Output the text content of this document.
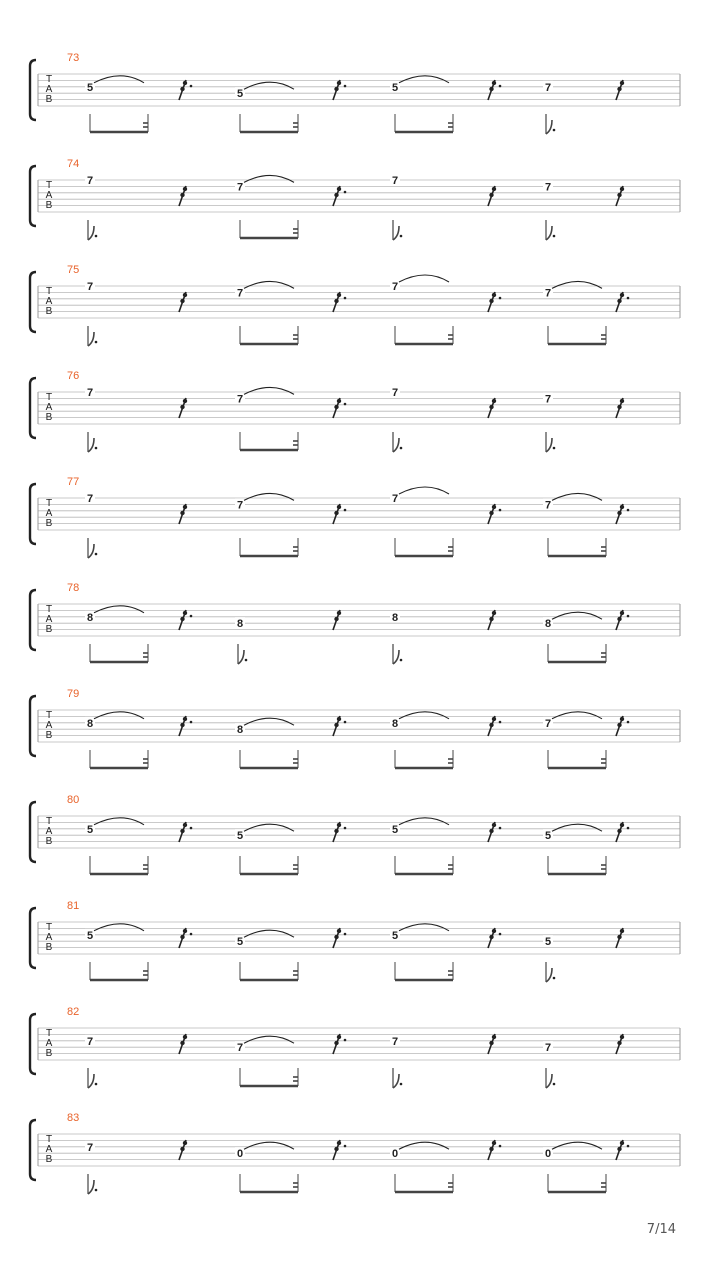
73
T
A
B
5
5
5	7
74
T
A
B
7
7
7
7
75
T
A
B
7
7
7
7
76
T
A
B
7
7
7
7
77
T
A
B
7
7
7
7
78
T
A
B
8
8
8
8
79
T
A
B
8
8
8	7
80
T
A
B
5
5
5
5
81
T
A
B
5
5
5
5
82
T
A
B
7
7
7
7
83
T
A
B
7
0	0	0
7/14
:::
■ Aim:
Copy the data character for character, but drop all pictures from the copy.

■ Solution:
Output the text content of this document.
73
T
A
B
5
5
5	7
74
T
A
B
7
7
7
7
75
T
A
B
7
7
7
7
76
T
A
B
7
7
7
7
77
T
A
B
7
7
7
7
78
T
A
B
8
8
8
8
79
T
A
B
8
8
8	7
80
T
A
B
5
5
5
5
81
T
A
B
5
5
5
5
82
T
A
B
7
7
7
7
83
T
A
B
7
0	0	0
7/14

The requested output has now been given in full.